**WRITTEN PROBLEM:**
Tally every line featuring "name", then give that tally alone.

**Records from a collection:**
----

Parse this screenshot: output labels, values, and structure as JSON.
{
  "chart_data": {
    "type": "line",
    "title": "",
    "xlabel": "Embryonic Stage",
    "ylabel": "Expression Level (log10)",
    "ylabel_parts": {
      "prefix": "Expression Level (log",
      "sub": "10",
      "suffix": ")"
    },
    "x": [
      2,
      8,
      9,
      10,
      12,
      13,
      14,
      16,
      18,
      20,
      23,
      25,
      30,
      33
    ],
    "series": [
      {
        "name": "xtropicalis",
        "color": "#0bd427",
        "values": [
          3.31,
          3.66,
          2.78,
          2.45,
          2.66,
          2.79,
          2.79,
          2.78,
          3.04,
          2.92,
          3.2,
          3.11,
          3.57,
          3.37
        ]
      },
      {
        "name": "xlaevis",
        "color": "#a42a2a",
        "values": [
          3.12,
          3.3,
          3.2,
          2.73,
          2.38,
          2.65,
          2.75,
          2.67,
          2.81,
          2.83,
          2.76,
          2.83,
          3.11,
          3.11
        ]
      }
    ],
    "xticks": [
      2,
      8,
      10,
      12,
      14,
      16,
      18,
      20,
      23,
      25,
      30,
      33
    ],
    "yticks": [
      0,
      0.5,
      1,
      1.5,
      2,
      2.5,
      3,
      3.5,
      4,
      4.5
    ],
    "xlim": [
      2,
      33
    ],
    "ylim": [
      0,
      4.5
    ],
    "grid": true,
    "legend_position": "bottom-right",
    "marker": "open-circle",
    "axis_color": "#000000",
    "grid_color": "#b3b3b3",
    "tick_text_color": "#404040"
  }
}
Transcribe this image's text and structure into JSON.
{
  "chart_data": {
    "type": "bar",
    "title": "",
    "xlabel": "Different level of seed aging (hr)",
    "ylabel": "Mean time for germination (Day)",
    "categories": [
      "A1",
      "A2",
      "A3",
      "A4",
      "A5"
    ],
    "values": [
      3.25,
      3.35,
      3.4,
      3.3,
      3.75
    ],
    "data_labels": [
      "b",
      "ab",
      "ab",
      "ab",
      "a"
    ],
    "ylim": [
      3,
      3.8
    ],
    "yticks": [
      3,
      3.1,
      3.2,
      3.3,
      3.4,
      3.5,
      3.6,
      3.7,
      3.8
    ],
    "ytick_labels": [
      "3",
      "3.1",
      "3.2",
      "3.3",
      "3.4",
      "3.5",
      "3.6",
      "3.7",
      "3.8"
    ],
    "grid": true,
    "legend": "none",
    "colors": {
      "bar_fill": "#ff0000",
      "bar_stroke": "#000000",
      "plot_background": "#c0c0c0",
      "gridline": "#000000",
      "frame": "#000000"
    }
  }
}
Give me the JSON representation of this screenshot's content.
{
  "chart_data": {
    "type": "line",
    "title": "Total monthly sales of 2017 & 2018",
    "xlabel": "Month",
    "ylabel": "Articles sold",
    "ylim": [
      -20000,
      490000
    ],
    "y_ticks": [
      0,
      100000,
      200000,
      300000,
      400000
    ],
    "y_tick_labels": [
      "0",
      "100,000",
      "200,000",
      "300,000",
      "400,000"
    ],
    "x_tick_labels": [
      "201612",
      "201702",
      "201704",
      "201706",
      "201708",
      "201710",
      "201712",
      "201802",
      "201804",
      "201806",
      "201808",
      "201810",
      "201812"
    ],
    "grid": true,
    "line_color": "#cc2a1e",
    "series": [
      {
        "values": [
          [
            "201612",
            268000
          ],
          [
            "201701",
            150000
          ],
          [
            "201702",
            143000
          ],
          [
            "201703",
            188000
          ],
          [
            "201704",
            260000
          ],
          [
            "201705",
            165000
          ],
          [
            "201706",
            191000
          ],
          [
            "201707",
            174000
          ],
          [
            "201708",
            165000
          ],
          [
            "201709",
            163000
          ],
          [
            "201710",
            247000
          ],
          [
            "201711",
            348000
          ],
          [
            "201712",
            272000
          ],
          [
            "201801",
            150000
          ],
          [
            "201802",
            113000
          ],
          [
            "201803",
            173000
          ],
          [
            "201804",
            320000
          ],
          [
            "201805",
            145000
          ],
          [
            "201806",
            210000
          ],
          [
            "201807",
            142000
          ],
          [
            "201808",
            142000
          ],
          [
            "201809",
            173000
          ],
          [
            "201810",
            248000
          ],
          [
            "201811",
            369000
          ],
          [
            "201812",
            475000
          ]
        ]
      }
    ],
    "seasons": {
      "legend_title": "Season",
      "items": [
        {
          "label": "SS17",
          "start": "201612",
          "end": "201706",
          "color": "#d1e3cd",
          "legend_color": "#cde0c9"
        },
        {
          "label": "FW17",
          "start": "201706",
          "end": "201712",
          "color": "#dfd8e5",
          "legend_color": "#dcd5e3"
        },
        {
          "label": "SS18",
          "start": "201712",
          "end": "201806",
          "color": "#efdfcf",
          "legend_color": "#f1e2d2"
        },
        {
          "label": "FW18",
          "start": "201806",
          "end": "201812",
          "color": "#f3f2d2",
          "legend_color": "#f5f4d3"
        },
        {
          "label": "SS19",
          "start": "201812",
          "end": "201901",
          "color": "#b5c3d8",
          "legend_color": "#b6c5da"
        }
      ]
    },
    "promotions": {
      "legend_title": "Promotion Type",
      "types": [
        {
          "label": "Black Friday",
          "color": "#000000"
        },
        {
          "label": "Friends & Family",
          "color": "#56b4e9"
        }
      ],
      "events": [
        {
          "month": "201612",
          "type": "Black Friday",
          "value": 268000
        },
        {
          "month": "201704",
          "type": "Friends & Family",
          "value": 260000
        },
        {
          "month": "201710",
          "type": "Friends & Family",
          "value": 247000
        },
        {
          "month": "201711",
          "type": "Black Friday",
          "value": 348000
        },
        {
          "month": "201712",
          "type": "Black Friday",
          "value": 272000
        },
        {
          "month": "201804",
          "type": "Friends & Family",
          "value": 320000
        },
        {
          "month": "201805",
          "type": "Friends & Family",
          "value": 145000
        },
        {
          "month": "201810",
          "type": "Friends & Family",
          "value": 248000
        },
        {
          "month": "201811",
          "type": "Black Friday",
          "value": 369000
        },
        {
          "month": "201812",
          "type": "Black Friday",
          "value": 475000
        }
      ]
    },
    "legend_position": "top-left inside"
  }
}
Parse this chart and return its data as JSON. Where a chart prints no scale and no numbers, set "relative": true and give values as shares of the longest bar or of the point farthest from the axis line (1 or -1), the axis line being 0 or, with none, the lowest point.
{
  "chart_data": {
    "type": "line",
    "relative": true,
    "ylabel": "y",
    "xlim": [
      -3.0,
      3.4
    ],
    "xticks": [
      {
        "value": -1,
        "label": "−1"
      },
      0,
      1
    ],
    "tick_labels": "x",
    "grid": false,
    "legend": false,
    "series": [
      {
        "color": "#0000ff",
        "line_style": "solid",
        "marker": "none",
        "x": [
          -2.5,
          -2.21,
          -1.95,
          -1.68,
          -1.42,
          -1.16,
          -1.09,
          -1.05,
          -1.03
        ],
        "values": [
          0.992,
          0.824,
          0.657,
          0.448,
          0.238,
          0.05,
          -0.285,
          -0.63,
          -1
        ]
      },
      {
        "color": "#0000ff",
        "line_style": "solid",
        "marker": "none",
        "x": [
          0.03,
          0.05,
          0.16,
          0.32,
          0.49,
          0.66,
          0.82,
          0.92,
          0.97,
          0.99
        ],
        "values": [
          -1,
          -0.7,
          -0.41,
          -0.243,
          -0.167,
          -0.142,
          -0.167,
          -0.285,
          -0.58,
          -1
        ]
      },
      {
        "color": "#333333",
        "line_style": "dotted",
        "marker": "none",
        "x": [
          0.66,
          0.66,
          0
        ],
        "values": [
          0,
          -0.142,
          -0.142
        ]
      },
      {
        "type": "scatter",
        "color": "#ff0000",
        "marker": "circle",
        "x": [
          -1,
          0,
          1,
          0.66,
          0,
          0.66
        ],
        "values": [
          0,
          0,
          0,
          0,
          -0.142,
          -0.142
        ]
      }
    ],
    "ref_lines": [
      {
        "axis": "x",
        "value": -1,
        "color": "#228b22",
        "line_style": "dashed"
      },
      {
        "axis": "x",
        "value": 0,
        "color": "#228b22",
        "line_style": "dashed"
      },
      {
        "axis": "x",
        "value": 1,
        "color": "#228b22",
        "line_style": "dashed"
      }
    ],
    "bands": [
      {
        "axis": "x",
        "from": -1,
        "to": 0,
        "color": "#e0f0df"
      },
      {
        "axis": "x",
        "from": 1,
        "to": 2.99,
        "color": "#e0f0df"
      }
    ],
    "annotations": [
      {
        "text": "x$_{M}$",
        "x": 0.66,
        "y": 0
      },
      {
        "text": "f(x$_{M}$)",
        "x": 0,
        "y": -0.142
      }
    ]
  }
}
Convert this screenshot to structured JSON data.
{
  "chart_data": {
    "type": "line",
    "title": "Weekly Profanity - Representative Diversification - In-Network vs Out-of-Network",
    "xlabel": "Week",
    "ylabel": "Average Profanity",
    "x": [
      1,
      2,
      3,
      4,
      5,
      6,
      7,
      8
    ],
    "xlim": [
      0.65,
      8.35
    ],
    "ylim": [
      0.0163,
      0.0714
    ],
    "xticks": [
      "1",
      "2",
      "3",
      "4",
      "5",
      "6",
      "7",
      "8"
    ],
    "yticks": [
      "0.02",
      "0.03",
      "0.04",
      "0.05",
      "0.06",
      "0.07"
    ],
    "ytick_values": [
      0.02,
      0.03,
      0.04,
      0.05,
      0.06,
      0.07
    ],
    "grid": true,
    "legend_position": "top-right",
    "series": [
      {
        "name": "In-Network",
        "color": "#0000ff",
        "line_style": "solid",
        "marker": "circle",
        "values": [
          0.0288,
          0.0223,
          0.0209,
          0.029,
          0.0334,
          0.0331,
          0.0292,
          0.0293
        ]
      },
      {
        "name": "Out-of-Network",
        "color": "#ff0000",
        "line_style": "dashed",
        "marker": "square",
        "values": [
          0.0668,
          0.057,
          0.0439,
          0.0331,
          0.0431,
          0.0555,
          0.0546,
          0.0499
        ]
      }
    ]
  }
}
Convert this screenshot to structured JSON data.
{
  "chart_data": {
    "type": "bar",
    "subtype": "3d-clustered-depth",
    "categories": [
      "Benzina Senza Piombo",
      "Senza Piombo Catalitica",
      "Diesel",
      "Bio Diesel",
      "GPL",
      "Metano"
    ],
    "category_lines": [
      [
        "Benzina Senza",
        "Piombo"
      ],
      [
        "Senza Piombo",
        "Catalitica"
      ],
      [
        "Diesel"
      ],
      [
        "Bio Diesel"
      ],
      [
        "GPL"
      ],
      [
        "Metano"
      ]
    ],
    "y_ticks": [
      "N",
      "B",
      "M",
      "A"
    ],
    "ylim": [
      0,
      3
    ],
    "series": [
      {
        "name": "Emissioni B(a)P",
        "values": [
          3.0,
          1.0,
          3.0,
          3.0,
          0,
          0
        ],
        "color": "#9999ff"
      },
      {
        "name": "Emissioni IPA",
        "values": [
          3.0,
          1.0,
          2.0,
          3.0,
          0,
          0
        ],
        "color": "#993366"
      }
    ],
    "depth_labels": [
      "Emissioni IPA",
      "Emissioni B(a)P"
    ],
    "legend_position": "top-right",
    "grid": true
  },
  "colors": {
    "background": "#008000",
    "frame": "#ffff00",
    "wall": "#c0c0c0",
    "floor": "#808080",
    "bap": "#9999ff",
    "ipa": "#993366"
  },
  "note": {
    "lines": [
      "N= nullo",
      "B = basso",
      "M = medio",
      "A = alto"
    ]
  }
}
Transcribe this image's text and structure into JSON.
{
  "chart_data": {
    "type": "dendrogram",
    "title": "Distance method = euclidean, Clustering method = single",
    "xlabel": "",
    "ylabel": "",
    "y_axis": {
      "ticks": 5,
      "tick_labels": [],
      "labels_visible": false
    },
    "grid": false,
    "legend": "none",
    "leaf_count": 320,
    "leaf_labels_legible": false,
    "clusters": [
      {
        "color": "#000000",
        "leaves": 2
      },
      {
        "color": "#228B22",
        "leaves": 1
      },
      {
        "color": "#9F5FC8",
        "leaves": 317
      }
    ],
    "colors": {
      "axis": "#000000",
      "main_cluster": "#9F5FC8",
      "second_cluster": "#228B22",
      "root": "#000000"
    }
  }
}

----

**FULL ANSWER:**
6